▸ What you need to do: All of the records listed below should be retyped exactly.

(Document page transcription items)
····················
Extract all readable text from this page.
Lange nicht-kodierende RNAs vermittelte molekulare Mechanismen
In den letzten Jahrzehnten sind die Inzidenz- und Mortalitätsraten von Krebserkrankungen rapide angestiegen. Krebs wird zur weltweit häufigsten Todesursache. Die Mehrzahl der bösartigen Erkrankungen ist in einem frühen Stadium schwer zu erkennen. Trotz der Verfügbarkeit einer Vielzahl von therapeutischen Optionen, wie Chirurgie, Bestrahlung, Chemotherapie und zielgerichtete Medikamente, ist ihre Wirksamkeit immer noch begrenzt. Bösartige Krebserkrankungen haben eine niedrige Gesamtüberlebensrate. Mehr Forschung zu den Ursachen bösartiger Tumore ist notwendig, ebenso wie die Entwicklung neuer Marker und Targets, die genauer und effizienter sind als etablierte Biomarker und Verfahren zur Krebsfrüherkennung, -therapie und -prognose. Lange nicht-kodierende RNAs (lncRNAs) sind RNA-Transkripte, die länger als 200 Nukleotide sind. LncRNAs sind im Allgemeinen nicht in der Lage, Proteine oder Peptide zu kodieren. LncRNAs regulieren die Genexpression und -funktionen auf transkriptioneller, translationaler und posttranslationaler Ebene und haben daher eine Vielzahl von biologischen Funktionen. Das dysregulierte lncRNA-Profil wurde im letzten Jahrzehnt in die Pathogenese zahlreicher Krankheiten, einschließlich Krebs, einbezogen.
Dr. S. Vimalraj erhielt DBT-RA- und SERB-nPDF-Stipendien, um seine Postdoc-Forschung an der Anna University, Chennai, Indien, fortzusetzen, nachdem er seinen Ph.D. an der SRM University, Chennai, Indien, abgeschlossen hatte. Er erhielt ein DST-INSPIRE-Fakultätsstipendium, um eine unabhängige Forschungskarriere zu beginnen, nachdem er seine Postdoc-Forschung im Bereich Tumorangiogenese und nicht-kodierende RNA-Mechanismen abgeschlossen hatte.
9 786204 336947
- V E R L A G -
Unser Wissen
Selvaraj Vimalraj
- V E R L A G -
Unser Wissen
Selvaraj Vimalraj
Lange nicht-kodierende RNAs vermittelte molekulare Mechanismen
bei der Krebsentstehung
····················
▸ Expected answer:
Extract all readable text from this page.
Lange nicht-kodierende RNAs vermittelte molekulare Mechanismen
In den letzten Jahrzehnten sind die Inzidenz- und Mortalitätsraten von Krebserkrankungen rapide angestiegen. Krebs wird zur weltweit häufigsten Todesursache. Die Mehrzahl der bösartigen Erkrankungen ist in einem frühen Stadium schwer zu erkennen. Trotz der Verfügbarkeit einer Vielzahl von therapeutischen Optionen, wie Chirurgie, Bestrahlung, Chemotherapie und zielgerichtete Medikamente, ist ihre Wirksamkeit immer noch begrenzt. Bösartige Krebserkrankungen haben eine niedrige Gesamtüberlebensrate. Mehr Forschung zu den Ursachen bösartiger Tumore ist notwendig, ebenso wie die Entwicklung neuer Marker und Targets, die genauer und effizienter sind als etablierte Biomarker und Verfahren zur Krebsfrüherkennung, -therapie und -prognose. Lange nicht-kodierende RNAs (lncRNAs) sind RNA-Transkripte, die länger als 200 Nukleotide sind. LncRNAs sind im Allgemeinen nicht in der Lage, Proteine oder Peptide zu kodieren. LncRNAs regulieren die Genexpression und -funktionen auf transkriptioneller, translationaler und posttranslationaler Ebene und haben daher eine Vielzahl von biologischen Funktionen. Das dysregulierte lncRNA-Profil wurde im letzten Jahrzehnt in die Pathogenese zahlreicher Krankheiten, einschließlich Krebs, einbezogen.
Dr. S. Vimalraj erhielt DBT-RA- und SERB-nPDF-Stipendien, um seine Postdoc-Forschung an der Anna University, Chennai, Indien, fortzusetzen, nachdem er seinen Ph.D. an der SRM University, Chennai, Indien, abgeschlossen hatte. Er erhielt ein DST-INSPIRE-Fakultätsstipendium, um eine unabhängige Forschungskarriere zu beginnen, nachdem er seine Postdoc-Forschung im Bereich Tumorangiogenese und nicht-kodierende RNA-Mechanismen abgeschlossen hatte.
9 786204 336947
- V E R L A G -
Unser Wissen
Selvaraj Vimalraj
- V E R L A G -
Unser Wissen
Selvaraj Vimalraj
Lange nicht-kodierende RNAs vermittelte molekulare Mechanismen
bei der Krebsentstehung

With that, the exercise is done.